[Dataset entries]
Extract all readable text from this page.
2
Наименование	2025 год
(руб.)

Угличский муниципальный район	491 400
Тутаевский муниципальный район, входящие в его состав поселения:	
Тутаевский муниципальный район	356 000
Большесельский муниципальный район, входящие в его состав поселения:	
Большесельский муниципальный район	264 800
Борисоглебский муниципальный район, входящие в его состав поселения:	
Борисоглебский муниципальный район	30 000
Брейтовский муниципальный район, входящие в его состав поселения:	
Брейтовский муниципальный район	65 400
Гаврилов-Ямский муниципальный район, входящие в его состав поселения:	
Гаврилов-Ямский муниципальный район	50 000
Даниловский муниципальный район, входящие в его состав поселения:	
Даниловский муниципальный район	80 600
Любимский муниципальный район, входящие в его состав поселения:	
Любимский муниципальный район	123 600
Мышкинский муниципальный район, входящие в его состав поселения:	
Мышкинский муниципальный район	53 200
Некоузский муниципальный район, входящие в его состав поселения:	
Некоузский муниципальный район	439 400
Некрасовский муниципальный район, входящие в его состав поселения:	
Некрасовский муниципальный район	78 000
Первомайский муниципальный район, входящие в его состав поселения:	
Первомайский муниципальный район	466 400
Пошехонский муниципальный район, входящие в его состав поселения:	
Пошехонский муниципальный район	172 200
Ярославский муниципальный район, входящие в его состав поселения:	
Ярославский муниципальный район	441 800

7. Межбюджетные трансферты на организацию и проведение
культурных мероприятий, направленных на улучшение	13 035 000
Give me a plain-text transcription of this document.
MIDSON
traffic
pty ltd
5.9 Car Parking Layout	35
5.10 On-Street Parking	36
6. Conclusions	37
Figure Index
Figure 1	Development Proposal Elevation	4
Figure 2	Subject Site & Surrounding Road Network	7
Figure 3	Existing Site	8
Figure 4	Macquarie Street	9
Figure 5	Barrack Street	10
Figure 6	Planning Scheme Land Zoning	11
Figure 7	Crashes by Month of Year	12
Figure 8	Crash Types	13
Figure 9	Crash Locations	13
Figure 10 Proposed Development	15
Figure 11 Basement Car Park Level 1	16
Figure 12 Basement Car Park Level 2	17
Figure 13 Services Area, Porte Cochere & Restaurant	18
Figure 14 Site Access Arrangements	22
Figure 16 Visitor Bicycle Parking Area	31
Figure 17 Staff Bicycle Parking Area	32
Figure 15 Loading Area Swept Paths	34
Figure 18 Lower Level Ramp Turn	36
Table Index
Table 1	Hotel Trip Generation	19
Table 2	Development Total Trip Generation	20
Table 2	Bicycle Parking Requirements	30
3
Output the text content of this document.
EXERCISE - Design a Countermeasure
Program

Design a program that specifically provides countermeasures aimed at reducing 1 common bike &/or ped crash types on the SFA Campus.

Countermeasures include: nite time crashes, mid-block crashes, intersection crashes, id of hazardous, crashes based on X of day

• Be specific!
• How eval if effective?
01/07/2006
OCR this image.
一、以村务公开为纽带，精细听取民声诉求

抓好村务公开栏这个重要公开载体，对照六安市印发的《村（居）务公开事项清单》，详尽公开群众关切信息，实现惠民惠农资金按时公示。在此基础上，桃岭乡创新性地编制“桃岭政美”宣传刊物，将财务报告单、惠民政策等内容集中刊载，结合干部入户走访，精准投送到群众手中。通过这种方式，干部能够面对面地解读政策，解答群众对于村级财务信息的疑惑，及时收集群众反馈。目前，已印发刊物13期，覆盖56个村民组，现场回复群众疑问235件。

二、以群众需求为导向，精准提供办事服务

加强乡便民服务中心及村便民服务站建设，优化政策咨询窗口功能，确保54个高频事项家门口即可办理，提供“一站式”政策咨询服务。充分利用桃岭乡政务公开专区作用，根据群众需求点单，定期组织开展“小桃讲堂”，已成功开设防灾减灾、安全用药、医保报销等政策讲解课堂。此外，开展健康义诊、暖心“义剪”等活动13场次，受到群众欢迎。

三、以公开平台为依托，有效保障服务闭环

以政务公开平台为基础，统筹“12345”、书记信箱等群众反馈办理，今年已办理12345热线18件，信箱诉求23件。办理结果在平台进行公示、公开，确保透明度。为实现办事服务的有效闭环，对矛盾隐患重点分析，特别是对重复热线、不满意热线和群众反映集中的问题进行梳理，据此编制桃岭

Problem details: Give again only the lines starting at the one that contains "Give me a plain-text" and running to the end of the data.

Output of the task:
Give me a plain-text transcription of this document.
MIDSON
traffic
pty ltd
5.9 Car Parking Layout	35
5.10 On-Street Parking	36
6. Conclusions	37
Figure Index
Figure 1	Development Proposal Elevation	4
Figure 2	Subject Site & Surrounding Road Network	7
Figure 3	Existing Site	8
Figure 4	Macquarie Street	9
Figure 5	Barrack Street	10
Figure 6	Planning Scheme Land Zoning	11
Figure 7	Crashes by Month of Year	12
Figure 8	Crash Types	13
Figure 9	Crash Locations	13
Figure 10 Proposed Development	15
Figure 11 Basement Car Park Level 1	16
Figure 12 Basement Car Park Level 2	17
Figure 13 Services Area, Porte Cochere & Restaurant	18
Figure 14 Site Access Arrangements	22
Figure 16 Visitor Bicycle Parking Area	31
Figure 17 Staff Bicycle Parking Area	32
Figure 15 Loading Area Swept Paths	34
Figure 18 Lower Level Ramp Turn	36
Table Index
Table 1	Hotel Trip Generation	19
Table 2	Development Total Trip Generation	20
Table 2	Bicycle Parking Requirements	30
3
Output the text content of this document.
EXERCISE - Design a Countermeasure
Program

Design a program that specifically provides countermeasures aimed at reducing 1 common bike &/or ped crash types on the SFA Campus.

Countermeasures include: nite time crashes, mid-block crashes, intersection crashes, id of hazardous, crashes based on X of day

• Be specific!
• How eval if effective?
01/07/2006
OCR this image.
一、以村务公开为纽带，精细听取民声诉求

抓好村务公开栏这个重要公开载体，对照六安市印发的《村（居）务公开事项清单》，详尽公开群众关切信息，实现惠民惠农资金按时公示。在此基础上，桃岭乡创新性地编制“桃岭政美”宣传刊物，将财务报告单、惠民政策等内容集中刊载，结合干部入户走访，精准投送到群众手中。通过这种方式，干部能够面对面地解读政策，解答群众对于村级财务信息的疑惑，及时收集群众反馈。目前，已印发刊物13期，覆盖56个村民组，现场回复群众疑问235件。

二、以群众需求为导向，精准提供办事服务

加强乡便民服务中心及村便民服务站建设，优化政策咨询窗口功能，确保54个高频事项家门口即可办理，提供“一站式”政策咨询服务。充分利用桃岭乡政务公开专区作用，根据群众需求点单，定期组织开展“小桃讲堂”，已成功开设防灾减灾、安全用药、医保报销等政策讲解课堂。此外，开展健康义诊、暖心“义剪”等活动13场次，受到群众欢迎。

三、以公开平台为依托，有效保障服务闭环

以政务公开平台为基础，统筹“12345”、书记信箱等群众反馈办理，今年已办理12345热线18件，信箱诉求23件。办理结果在平台进行公示、公开，确保透明度。为实现办事服务的有效闭环，对矛盾隐患重点分析，特别是对重复热线、不满意热线和群众反映集中的问题进行梳理，据此编制桃岭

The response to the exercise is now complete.